[Stored data]
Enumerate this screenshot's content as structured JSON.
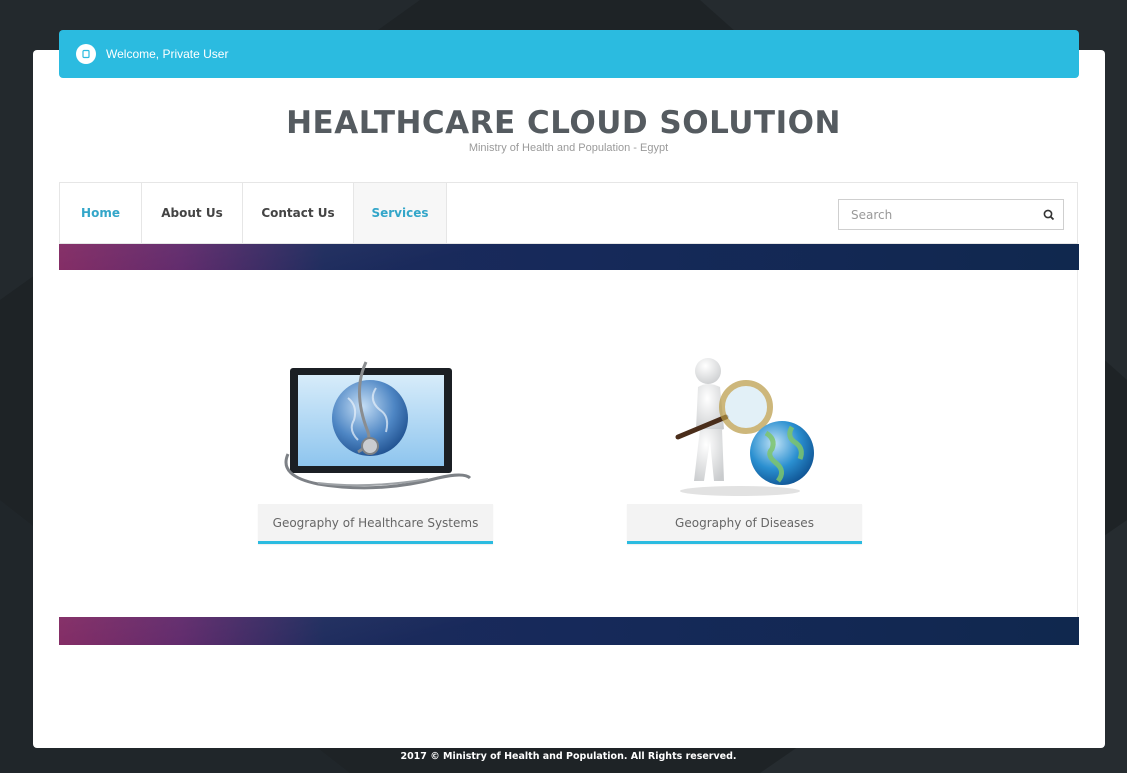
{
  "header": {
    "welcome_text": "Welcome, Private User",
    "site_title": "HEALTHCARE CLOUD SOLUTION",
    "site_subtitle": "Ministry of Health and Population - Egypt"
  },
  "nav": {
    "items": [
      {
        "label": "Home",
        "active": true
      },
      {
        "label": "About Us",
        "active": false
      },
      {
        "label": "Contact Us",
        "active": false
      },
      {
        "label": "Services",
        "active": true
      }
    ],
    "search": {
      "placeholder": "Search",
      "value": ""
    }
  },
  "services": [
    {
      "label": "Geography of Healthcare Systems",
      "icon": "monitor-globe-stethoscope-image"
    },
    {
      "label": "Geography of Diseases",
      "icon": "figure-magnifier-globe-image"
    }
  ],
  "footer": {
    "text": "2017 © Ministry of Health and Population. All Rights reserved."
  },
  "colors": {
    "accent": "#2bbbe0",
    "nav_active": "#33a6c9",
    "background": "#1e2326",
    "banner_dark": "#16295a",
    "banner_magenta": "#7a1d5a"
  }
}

==

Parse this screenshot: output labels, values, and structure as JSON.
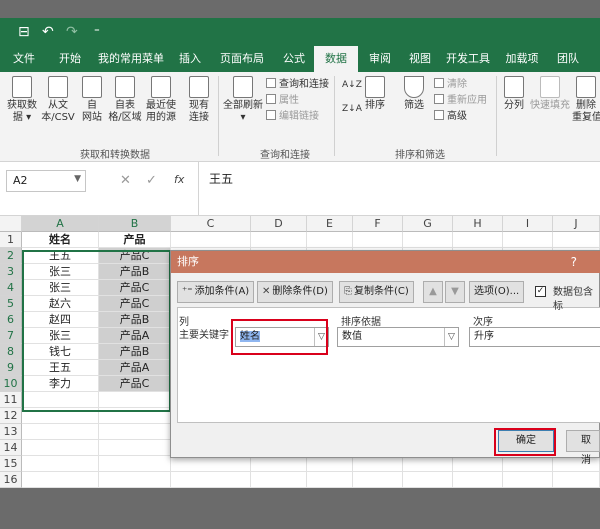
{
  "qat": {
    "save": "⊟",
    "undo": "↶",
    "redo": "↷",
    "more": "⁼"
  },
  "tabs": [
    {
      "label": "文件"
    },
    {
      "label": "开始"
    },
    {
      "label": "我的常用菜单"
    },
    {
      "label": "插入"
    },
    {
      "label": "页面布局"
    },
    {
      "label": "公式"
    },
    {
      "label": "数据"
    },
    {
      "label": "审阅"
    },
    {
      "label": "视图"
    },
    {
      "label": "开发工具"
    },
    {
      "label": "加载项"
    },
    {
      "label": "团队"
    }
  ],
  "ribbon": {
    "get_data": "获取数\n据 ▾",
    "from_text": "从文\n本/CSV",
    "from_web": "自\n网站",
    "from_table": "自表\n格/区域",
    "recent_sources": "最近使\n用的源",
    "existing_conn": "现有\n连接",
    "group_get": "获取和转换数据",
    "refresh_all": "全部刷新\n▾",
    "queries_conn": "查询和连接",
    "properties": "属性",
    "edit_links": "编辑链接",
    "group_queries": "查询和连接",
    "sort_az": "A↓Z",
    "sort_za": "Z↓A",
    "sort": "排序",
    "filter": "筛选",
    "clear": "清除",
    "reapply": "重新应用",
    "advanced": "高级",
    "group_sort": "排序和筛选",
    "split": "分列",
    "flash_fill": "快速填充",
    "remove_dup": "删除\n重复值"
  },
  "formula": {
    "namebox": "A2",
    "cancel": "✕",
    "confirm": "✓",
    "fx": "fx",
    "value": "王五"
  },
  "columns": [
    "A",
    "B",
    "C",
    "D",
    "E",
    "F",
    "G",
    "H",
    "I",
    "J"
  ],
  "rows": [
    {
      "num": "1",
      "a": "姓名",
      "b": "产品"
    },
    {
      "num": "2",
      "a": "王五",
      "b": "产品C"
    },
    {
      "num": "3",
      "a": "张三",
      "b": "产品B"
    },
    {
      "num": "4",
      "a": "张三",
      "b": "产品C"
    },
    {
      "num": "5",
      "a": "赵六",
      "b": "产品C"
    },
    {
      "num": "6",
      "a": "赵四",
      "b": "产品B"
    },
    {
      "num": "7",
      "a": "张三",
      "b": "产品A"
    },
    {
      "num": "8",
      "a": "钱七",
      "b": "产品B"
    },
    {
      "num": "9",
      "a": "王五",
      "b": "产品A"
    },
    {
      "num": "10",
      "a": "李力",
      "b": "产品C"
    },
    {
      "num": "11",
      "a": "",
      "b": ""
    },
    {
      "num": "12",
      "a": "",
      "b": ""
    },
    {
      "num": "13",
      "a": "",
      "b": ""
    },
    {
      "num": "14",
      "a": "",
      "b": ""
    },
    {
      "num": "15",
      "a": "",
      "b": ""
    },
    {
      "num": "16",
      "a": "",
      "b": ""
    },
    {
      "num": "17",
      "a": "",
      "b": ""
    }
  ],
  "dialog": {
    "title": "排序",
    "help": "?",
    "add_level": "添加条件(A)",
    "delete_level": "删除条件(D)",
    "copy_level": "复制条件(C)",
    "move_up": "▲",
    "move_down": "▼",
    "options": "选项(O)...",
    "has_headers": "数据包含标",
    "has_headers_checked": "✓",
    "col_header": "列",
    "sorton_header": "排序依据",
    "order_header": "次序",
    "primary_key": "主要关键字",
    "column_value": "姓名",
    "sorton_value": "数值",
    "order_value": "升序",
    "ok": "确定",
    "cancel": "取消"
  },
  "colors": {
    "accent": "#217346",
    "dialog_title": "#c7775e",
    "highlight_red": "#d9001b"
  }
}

▸ TASK STATEMENT: Scan the records for the string "this". Copy each line in which it appears.

▸ PROBLEM SOLUTION:
Enumerate this screenshot's content as structured JSON.
Parse this screenshot: output labels, values, and structure as JSON.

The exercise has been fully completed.